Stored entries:
::::

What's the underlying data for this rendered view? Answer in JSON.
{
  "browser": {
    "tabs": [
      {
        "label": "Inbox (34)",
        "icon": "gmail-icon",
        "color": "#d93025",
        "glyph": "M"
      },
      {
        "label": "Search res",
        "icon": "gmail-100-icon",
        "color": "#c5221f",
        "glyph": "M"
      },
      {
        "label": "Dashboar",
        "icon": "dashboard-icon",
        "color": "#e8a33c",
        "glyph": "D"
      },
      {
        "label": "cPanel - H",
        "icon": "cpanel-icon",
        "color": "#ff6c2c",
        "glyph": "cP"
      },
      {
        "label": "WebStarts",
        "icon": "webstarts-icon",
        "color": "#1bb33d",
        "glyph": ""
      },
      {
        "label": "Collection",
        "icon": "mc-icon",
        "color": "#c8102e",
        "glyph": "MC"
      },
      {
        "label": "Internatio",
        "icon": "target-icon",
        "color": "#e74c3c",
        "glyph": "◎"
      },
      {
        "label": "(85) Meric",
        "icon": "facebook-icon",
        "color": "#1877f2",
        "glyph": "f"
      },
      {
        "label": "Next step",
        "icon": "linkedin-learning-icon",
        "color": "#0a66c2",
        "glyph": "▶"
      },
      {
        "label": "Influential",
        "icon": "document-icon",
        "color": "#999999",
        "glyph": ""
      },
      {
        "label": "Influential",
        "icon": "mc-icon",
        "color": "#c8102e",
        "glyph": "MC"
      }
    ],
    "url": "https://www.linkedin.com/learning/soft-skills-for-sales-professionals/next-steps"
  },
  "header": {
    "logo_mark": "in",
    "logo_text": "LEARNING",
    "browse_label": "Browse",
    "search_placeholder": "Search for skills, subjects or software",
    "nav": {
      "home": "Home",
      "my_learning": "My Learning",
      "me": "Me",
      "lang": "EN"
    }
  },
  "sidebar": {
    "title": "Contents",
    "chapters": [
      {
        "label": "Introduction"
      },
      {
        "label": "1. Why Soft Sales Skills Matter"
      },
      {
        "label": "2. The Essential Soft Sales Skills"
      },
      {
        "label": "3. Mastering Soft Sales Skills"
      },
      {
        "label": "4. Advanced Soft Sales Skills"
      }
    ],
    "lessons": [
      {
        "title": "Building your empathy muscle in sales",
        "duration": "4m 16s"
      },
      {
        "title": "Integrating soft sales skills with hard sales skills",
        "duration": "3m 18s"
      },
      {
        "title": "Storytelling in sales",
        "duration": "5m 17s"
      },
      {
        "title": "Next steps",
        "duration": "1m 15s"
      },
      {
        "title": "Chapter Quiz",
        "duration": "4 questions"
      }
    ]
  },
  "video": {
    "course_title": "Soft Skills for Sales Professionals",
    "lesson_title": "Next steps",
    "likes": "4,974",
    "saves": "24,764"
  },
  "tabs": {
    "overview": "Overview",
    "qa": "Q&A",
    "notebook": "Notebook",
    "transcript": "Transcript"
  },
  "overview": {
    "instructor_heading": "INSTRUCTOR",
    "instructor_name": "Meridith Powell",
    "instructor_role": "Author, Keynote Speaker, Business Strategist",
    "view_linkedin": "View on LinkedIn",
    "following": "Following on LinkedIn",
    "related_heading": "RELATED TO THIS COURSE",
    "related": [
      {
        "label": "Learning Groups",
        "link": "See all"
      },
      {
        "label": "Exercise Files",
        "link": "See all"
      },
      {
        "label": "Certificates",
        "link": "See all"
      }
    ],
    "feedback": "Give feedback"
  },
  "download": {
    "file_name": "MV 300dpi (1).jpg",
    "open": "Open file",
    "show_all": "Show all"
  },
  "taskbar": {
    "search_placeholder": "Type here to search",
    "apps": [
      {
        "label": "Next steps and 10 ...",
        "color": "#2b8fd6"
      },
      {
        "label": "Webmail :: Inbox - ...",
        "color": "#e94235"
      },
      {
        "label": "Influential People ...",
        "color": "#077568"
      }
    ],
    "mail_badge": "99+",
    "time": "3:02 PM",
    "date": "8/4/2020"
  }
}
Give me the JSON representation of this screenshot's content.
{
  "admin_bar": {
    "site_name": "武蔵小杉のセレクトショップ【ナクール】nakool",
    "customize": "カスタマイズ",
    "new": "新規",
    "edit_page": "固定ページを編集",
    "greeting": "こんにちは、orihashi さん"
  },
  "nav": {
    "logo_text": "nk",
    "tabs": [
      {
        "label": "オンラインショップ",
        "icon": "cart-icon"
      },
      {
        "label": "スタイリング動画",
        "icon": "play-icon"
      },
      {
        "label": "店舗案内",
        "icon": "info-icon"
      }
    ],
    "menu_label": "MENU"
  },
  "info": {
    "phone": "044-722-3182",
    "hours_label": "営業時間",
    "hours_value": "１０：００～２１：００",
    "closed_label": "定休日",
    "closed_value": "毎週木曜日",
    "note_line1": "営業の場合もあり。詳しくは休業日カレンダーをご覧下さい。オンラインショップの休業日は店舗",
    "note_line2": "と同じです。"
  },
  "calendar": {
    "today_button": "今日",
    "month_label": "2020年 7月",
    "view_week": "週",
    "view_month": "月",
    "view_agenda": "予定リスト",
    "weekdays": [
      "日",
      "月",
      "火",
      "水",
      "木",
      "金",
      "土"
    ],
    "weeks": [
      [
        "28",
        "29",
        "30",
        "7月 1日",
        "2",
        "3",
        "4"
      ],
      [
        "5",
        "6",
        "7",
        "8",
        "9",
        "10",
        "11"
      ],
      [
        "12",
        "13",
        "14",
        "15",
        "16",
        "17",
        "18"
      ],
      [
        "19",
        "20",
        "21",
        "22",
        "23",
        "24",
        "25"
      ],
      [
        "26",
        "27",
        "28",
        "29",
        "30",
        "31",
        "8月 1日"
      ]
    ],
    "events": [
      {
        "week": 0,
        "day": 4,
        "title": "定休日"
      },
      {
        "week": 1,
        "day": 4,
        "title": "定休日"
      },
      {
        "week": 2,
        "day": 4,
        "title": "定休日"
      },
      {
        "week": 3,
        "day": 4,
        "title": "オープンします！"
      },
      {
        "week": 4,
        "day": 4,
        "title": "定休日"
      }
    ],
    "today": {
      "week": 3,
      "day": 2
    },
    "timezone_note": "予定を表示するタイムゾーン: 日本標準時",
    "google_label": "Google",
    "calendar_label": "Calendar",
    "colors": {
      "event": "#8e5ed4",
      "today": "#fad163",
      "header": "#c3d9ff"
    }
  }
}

::::

Given instruction ▸ Copy all the entries verbatim.

Response ▸
What's the underlying data for this rendered view? Answer in JSON.
{
  "browser": {
    "tabs": [
      {
        "label": "Inbox (34)",
        "icon": "gmail-icon",
        "color": "#d93025",
        "glyph": "M"
      },
      {
        "label": "Search res",
        "icon": "gmail-100-icon",
        "color": "#c5221f",
        "glyph": "M"
      },
      {
        "label": "Dashboar",
        "icon": "dashboard-icon",
        "color": "#e8a33c",
        "glyph": "D"
      },
      {
        "label": "cPanel - H",
        "icon": "cpanel-icon",
        "color": "#ff6c2c",
        "glyph": "cP"
      },
      {
        "label": "WebStarts",
        "icon": "webstarts-icon",
        "color": "#1bb33d",
        "glyph": ""
      },
      {
        "label": "Collection",
        "icon": "mc-icon",
        "color": "#c8102e",
        "glyph": "MC"
      },
      {
        "label": "Internatio",
        "icon": "target-icon",
        "color": "#e74c3c",
        "glyph": "◎"
      },
      {
        "label": "(85) Meric",
        "icon": "facebook-icon",
        "color": "#1877f2",
        "glyph": "f"
      },
      {
        "label": "Next step",
        "icon": "linkedin-learning-icon",
        "color": "#0a66c2",
        "glyph": "▶"
      },
      {
        "label": "Influential",
        "icon": "document-icon",
        "color": "#999999",
        "glyph": ""
      },
      {
        "label": "Influential",
        "icon": "mc-icon",
        "color": "#c8102e",
        "glyph": "MC"
      }
    ],
    "url": "https://www.linkedin.com/learning/soft-skills-for-sales-professionals/next-steps"
  },
  "header": {
    "logo_mark": "in",
    "logo_text": "LEARNING",
    "browse_label": "Browse",
    "search_placeholder": "Search for skills, subjects or software",
    "nav": {
      "home": "Home",
      "my_learning": "My Learning",
      "me": "Me",
      "lang": "EN"
    }
  },
  "sidebar": {
    "title": "Contents",
    "chapters": [
      {
        "label": "Introduction"
      },
      {
        "label": "1. Why Soft Sales Skills Matter"
      },
      {
        "label": "2. The Essential Soft Sales Skills"
      },
      {
        "label": "3. Mastering Soft Sales Skills"
      },
      {
        "label": "4. Advanced Soft Sales Skills"
      }
    ],
    "lessons": [
      {
        "title": "Building your empathy muscle in sales",
        "duration": "4m 16s"
      },
      {
        "title": "Integrating soft sales skills with hard sales skills",
        "duration": "3m 18s"
      },
      {
        "title": "Storytelling in sales",
        "duration": "5m 17s"
      },
      {
        "title": "Next steps",
        "duration": "1m 15s"
      },
      {
        "title": "Chapter Quiz",
        "duration": "4 questions"
      }
    ]
  },
  "video": {
    "course_title": "Soft Skills for Sales Professionals",
    "lesson_title": "Next steps",
    "likes": "4,974",
    "saves": "24,764"
  },
  "tabs": {
    "overview": "Overview",
    "qa": "Q&A",
    "notebook": "Notebook",
    "transcript": "Transcript"
  },
  "overview": {
    "instructor_heading": "INSTRUCTOR",
    "instructor_name": "Meridith Powell",
    "instructor_role": "Author, Keynote Speaker, Business Strategist",
    "view_linkedin": "View on LinkedIn",
    "following": "Following on LinkedIn",
    "related_heading": "RELATED TO THIS COURSE",
    "related": [
      {
        "label": "Learning Groups",
        "link": "See all"
      },
      {
        "label": "Exercise Files",
        "link": "See all"
      },
      {
        "label": "Certificates",
        "link": "See all"
      }
    ],
    "feedback": "Give feedback"
  },
  "download": {
    "file_name": "MV 300dpi (1).jpg",
    "open": "Open file",
    "show_all": "Show all"
  },
  "taskbar": {
    "search_placeholder": "Type here to search",
    "apps": [
      {
        "label": "Next steps and 10 ...",
        "color": "#2b8fd6"
      },
      {
        "label": "Webmail :: Inbox - ...",
        "color": "#e94235"
      },
      {
        "label": "Influential People ...",
        "color": "#077568"
      }
    ],
    "mail_badge": "99+",
    "time": "3:02 PM",
    "date": "8/4/2020"
  }
}
Give me the JSON representation of this screenshot's content.
{
  "admin_bar": {
    "site_name": "武蔵小杉のセレクトショップ【ナクール】nakool",
    "customize": "カスタマイズ",
    "new": "新規",
    "edit_page": "固定ページを編集",
    "greeting": "こんにちは、orihashi さん"
  },
  "nav": {
    "logo_text": "nk",
    "tabs": [
      {
        "label": "オンラインショップ",
        "icon": "cart-icon"
      },
      {
        "label": "スタイリング動画",
        "icon": "play-icon"
      },
      {
        "label": "店舗案内",
        "icon": "info-icon"
      }
    ],
    "menu_label": "MENU"
  },
  "info": {
    "phone": "044-722-3182",
    "hours_label": "営業時間",
    "hours_value": "１０：００～２１：００",
    "closed_label": "定休日",
    "closed_value": "毎週木曜日",
    "note_line1": "営業の場合もあり。詳しくは休業日カレンダーをご覧下さい。オンラインショップの休業日は店舗",
    "note_line2": "と同じです。"
  },
  "calendar": {
    "today_button": "今日",
    "month_label": "2020年 7月",
    "view_week": "週",
    "view_month": "月",
    "view_agenda": "予定リスト",
    "weekdays": [
      "日",
      "月",
      "火",
      "水",
      "木",
      "金",
      "土"
    ],
    "weeks": [
      [
        "28",
        "29",
        "30",
        "7月 1日",
        "2",
        "3",
        "4"
      ],
      [
        "5",
        "6",
        "7",
        "8",
        "9",
        "10",
        "11"
      ],
      [
        "12",
        "13",
        "14",
        "15",
        "16",
        "17",
        "18"
      ],
      [
        "19",
        "20",
        "21",
        "22",
        "23",
        "24",
        "25"
      ],
      [
        "26",
        "27",
        "28",
        "29",
        "30",
        "31",
        "8月 1日"
      ]
    ],
    "events": [
      {
        "week": 0,
        "day": 4,
        "title": "定休日"
      },
      {
        "week": 1,
        "day": 4,
        "title": "定休日"
      },
      {
        "week": 2,
        "day": 4,
        "title": "定休日"
      },
      {
        "week": 3,
        "day": 4,
        "title": "オープンします！"
      },
      {
        "week": 4,
        "day": 4,
        "title": "定休日"
      }
    ],
    "today": {
      "week": 3,
      "day": 2
    },
    "timezone_note": "予定を表示するタイムゾーン: 日本標準時",
    "google_label": "Google",
    "calendar_label": "Calendar",
    "colors": {
      "event": "#8e5ed4",
      "today": "#fad163",
      "header": "#c3d9ff"
    }
  }
}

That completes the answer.